SHORT PROBLEM>
Every line of the data that contains the string "LTGA" must be copied.
====== DATA TO PROCESS ======
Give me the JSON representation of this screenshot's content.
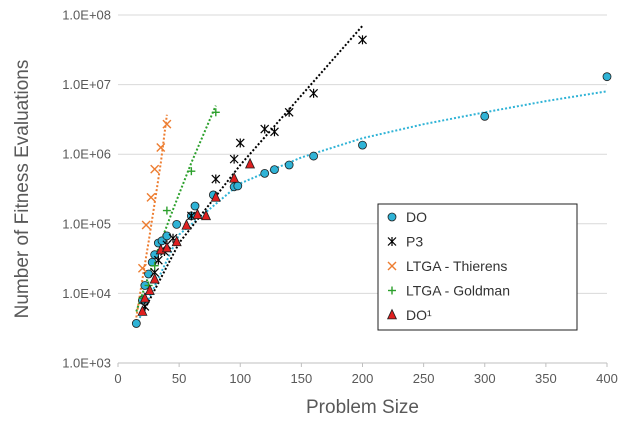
{
  "chart_data": {
    "type": "scatter",
    "title": "",
    "xlabel": "Problem Size",
    "ylabel": "Number of Fitness Evaluations",
    "xlim": [
      0,
      400
    ],
    "ylim": [
      1000,
      100000000
    ],
    "yscale": "log",
    "grid": "horizontal",
    "x_ticks": [
      "0",
      "50",
      "100",
      "150",
      "200",
      "250",
      "300",
      "350",
      "400"
    ],
    "y_ticks": [
      "1.0E+03",
      "1.0E+04",
      "1.0E+05",
      "1.0E+06",
      "1.0E+07",
      "1.0E+08"
    ],
    "legend_position": "right",
    "series": [
      {
        "name": "DO",
        "marker": "circle",
        "color": "#2fb3d6",
        "trend_color": "#2fb3d6",
        "trend": [
          [
            15,
            3500
          ],
          [
            50,
            70000
          ],
          [
            100,
            380000
          ],
          [
            150,
            900000
          ],
          [
            200,
            1700000
          ],
          [
            250,
            2700000
          ],
          [
            300,
            4000000
          ],
          [
            350,
            5800000
          ],
          [
            400,
            8000000
          ]
        ],
        "points": [
          [
            15,
            3700
          ],
          [
            20,
            8000
          ],
          [
            22,
            13000
          ],
          [
            25,
            19000
          ],
          [
            28,
            28000
          ],
          [
            30,
            36000
          ],
          [
            33,
            53000
          ],
          [
            36,
            57000
          ],
          [
            40,
            67000
          ],
          [
            48,
            98000
          ],
          [
            60,
            130000
          ],
          [
            63,
            180000
          ],
          [
            78,
            260000
          ],
          [
            95,
            340000
          ],
          [
            98,
            350000
          ],
          [
            120,
            530000
          ],
          [
            128,
            600000
          ],
          [
            140,
            700000
          ],
          [
            160,
            940000
          ],
          [
            200,
            1350000
          ],
          [
            300,
            3500000
          ],
          [
            400,
            13000000
          ]
        ]
      },
      {
        "name": "P3",
        "marker": "asterisk",
        "color": "#000000",
        "trend_color": "#000000",
        "trend": [
          [
            22,
            6000
          ],
          [
            50,
            53000
          ],
          [
            100,
            700000
          ],
          [
            150,
            7000000
          ],
          [
            200,
            70000000
          ]
        ],
        "points": [
          [
            22,
            6500
          ],
          [
            30,
            20000
          ],
          [
            33,
            30000
          ],
          [
            38,
            40000
          ],
          [
            40,
            50000
          ],
          [
            45,
            62000
          ],
          [
            60,
            130000
          ],
          [
            80,
            440000
          ],
          [
            95,
            850000
          ],
          [
            100,
            1450000
          ],
          [
            120,
            2300000
          ],
          [
            128,
            2100000
          ],
          [
            140,
            4000000
          ],
          [
            160,
            7500000
          ],
          [
            200,
            44000000
          ]
        ]
      },
      {
        "name": "LTGA - Thierens",
        "marker": "x",
        "color": "#ed7d31",
        "trend_color": "#ed7d31",
        "trend": [
          [
            15,
            4500
          ],
          [
            20,
            16000
          ],
          [
            25,
            55000
          ],
          [
            30,
            200000
          ],
          [
            35,
            750000
          ],
          [
            40,
            3700000
          ]
        ],
        "points": [
          [
            20,
            23000
          ],
          [
            23,
            96000
          ],
          [
            27,
            240000
          ],
          [
            30,
            610000
          ],
          [
            35,
            1250000
          ],
          [
            40,
            2700000
          ]
        ]
      },
      {
        "name": "LTGA - Goldman",
        "marker": "plus",
        "color": "#2ca02c",
        "trend_color": "#2ca02c",
        "trend": [
          [
            15,
            5500
          ],
          [
            30,
            32000
          ],
          [
            45,
            160000
          ],
          [
            60,
            750000
          ],
          [
            80,
            5000000
          ]
        ],
        "points": [
          [
            20,
            8500
          ],
          [
            25,
            13000
          ],
          [
            30,
            25000
          ],
          [
            40,
            155000
          ],
          [
            60,
            570000
          ],
          [
            80,
            4000000
          ]
        ]
      },
      {
        "name": "DO¹",
        "marker": "triangle",
        "color": "#e02020",
        "points": [
          [
            20,
            5500
          ],
          [
            22,
            8500
          ],
          [
            26,
            11000
          ],
          [
            30,
            16000
          ],
          [
            35,
            42000
          ],
          [
            40,
            45000
          ],
          [
            48,
            55000
          ],
          [
            56,
            95000
          ],
          [
            65,
            135000
          ],
          [
            72,
            130000
          ],
          [
            80,
            240000
          ],
          [
            95,
            450000
          ],
          [
            108,
            720000
          ]
        ]
      }
    ]
  }
}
======
COMPLETE RESPONSE>
        "name": "LTGA - Thierens",
        "name": "LTGA - Goldman",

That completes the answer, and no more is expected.